▶ **Instructions to follow**
Quote every line below exactly as it reads.

▶ **Data provided**

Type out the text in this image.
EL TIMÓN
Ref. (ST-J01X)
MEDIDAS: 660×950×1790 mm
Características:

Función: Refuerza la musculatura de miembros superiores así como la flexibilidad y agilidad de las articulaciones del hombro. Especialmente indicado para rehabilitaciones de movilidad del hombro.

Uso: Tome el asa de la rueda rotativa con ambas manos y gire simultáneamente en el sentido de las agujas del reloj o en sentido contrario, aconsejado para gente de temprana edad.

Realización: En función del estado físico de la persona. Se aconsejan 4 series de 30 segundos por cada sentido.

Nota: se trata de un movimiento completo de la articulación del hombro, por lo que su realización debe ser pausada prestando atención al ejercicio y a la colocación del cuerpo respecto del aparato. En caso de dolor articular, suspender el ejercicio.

▶ **Exercise response**
Type out the text in this image.
EL TIMÓN
Ref. (ST-J01X)
MEDIDAS: 660×950×1790 mm
Características:

Función: Refuerza la musculatura de miembros superiores así como la flexibilidad y agilidad de las articulaciones del hombro. Especialmente indicado para rehabilitaciones de movilidad del hombro.

Uso: Tome el asa de la rueda rotativa con ambas manos y gire simultáneamente en el sentido de las agujas del reloj o en sentido contrario, aconsejado para gente de temprana edad.

Realización: En función del estado físico de la persona. Se aconsejan 4 series de 30 segundos por cada sentido.

Nota: se trata de un movimiento completo de la articulación del hombro, por lo que su realización debe ser pausada prestando atención al ejercicio y a la colocación del cuerpo respecto del aparato. En caso de dolor articular, suspender el ejercicio.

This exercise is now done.